* [DATA FOR PROCESSING]
----

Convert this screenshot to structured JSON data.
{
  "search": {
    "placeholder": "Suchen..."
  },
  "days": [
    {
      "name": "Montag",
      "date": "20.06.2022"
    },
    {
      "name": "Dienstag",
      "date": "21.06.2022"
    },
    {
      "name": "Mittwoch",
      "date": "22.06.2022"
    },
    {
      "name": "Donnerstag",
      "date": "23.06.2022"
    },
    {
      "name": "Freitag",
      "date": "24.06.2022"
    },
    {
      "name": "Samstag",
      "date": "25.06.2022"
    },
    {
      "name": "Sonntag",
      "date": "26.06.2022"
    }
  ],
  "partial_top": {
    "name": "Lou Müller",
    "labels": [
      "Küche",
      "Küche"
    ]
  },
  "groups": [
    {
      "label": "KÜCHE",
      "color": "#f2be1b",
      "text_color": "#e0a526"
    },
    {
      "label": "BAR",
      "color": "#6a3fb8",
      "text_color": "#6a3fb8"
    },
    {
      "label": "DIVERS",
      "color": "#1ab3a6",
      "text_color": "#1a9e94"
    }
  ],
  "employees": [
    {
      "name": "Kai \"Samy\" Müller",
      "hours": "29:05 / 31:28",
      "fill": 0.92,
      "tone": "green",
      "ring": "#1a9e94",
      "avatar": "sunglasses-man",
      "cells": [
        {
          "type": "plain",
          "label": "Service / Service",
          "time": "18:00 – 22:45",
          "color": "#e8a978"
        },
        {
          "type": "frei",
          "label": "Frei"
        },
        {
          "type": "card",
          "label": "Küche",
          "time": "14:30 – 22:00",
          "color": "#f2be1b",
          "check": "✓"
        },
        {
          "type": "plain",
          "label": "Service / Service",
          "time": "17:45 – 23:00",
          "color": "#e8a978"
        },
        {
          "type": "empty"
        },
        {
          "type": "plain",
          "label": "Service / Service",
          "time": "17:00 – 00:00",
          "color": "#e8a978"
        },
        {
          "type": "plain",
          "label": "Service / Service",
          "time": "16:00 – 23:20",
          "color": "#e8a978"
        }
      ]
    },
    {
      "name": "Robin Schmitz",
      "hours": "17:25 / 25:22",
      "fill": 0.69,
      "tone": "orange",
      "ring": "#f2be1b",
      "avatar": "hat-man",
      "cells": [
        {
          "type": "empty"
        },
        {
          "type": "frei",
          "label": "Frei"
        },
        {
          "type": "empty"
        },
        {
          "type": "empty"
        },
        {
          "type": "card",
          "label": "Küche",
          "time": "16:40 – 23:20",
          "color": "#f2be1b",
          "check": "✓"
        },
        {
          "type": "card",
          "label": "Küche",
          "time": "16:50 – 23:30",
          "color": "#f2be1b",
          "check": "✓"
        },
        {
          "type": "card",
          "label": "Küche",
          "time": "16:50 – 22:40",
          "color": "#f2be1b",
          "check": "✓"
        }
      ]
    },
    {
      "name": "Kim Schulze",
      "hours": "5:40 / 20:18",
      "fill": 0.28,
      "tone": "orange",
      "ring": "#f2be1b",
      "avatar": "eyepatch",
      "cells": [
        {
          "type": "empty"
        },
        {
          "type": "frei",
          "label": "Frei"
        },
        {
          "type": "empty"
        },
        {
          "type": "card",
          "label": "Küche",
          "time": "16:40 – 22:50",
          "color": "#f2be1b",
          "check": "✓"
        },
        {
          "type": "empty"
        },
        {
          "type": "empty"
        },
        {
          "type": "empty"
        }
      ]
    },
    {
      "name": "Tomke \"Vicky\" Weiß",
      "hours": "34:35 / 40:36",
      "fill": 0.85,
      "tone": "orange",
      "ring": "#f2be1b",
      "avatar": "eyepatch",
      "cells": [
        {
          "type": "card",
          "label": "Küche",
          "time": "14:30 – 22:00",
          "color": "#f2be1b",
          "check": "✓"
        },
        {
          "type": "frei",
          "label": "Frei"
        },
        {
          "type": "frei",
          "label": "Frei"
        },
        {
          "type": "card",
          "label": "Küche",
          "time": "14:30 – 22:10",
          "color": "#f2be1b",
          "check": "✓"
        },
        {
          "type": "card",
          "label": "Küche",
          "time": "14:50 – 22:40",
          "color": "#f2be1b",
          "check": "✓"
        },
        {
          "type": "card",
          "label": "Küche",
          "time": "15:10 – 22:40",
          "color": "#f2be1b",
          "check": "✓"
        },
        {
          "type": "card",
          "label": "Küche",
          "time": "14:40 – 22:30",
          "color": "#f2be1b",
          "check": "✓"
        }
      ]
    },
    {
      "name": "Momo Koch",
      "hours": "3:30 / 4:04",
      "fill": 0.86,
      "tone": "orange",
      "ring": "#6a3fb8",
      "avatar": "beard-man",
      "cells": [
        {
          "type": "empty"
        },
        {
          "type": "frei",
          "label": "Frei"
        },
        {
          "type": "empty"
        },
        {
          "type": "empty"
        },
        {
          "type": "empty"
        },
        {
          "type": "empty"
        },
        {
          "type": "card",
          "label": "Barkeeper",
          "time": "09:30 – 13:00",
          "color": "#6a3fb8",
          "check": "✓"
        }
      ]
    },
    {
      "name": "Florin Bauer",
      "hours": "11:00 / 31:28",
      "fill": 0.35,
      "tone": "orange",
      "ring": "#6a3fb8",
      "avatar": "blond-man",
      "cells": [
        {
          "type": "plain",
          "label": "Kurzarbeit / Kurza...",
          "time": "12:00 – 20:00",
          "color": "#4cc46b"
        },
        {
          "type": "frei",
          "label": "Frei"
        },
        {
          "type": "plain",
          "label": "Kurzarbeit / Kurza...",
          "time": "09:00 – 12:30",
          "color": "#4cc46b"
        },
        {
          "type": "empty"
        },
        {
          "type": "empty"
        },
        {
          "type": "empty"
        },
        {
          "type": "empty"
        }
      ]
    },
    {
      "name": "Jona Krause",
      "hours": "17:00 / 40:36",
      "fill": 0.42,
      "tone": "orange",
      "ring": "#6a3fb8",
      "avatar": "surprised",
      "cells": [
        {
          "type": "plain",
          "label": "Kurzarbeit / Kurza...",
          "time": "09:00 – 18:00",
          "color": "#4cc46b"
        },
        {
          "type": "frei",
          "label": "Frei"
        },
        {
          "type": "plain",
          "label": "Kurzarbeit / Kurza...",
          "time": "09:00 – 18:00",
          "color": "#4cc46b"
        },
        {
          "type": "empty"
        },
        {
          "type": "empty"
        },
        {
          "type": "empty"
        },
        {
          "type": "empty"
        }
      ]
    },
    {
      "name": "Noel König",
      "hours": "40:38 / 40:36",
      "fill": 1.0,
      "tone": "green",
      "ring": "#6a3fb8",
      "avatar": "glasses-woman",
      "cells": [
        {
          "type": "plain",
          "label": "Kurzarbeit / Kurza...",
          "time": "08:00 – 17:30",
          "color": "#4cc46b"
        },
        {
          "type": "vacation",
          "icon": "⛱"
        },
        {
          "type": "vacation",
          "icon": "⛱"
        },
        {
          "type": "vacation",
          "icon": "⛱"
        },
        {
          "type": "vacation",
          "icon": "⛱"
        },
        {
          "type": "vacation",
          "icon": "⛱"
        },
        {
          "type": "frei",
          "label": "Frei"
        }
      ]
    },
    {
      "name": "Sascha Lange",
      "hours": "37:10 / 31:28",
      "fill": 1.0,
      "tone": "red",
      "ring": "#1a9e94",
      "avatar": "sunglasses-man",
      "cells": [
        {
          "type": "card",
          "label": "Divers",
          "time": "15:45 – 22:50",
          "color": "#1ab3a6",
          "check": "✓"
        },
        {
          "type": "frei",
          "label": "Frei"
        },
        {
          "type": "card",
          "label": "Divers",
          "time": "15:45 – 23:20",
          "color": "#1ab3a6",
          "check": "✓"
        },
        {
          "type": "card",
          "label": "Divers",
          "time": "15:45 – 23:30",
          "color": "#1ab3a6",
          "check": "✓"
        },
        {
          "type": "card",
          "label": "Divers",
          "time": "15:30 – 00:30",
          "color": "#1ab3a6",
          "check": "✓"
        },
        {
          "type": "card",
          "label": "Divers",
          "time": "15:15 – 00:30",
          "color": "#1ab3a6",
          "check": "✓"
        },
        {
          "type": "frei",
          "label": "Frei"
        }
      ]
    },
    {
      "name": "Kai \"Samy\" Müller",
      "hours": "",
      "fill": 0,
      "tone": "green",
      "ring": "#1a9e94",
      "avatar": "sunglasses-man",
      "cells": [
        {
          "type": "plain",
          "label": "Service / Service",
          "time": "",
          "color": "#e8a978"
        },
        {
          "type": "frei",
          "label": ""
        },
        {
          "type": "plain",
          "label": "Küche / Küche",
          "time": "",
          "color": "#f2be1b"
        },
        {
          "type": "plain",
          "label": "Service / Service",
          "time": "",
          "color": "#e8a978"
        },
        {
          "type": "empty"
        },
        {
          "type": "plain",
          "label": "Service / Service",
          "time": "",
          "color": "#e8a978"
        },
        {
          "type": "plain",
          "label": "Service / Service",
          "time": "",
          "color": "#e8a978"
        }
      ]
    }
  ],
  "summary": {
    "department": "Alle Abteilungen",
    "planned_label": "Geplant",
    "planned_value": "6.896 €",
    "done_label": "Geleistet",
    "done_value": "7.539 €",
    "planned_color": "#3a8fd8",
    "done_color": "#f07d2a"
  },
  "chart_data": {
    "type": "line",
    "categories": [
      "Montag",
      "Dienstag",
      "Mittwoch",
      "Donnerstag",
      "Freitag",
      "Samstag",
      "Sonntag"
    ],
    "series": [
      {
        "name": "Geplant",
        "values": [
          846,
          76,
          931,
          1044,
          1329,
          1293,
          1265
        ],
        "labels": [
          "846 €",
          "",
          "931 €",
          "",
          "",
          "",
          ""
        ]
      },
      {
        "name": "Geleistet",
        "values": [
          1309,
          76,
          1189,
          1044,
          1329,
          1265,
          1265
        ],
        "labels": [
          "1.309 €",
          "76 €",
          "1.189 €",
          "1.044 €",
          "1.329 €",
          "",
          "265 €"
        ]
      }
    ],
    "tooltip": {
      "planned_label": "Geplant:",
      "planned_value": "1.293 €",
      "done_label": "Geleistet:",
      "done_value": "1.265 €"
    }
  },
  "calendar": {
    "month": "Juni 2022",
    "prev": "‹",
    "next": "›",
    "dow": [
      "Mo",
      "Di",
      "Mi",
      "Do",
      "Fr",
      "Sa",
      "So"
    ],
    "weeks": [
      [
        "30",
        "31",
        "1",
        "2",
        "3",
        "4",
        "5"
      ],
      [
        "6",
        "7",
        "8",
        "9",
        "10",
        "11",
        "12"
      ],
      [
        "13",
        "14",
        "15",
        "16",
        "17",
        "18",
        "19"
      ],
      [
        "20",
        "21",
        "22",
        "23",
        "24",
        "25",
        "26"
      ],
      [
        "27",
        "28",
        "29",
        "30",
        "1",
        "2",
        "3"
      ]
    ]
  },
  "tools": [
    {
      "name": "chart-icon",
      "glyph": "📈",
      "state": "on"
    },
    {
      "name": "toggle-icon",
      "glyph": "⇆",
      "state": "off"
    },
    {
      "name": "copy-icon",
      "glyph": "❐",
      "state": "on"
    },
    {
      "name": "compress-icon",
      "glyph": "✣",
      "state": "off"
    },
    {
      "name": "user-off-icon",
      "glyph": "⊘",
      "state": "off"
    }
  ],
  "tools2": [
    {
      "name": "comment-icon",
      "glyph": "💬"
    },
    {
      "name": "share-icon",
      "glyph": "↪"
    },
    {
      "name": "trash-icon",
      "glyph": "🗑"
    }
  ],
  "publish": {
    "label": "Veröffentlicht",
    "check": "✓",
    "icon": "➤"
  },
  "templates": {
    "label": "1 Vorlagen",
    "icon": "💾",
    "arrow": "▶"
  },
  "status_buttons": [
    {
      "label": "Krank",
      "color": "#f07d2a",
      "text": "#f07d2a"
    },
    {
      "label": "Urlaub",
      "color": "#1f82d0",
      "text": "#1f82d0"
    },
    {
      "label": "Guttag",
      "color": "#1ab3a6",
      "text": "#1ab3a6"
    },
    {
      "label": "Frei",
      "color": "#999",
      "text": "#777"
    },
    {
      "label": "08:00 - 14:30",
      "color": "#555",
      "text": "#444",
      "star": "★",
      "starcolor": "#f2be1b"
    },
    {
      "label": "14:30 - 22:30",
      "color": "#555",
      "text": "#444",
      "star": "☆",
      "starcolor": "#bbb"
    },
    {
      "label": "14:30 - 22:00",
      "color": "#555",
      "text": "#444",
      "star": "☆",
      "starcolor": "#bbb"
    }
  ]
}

----

* [TASK REQUIREMENTS] Pull out all lines from the entries above in which the word "hours" appears.

* [FINAL ANSWER]
      "hours": "29:05 / 31:28",
      "hours": "17:25 / 25:22",
      "hours": "5:40 / 20:18",
      "hours": "34:35 / 40:36",
      "hours": "3:30 / 4:04",
      "hours": "11:00 / 31:28",
      "hours": "17:00 / 40:36",
      "hours": "40:38 / 40:36",
      "hours": "37:10 / 31:28",
      "hours": "",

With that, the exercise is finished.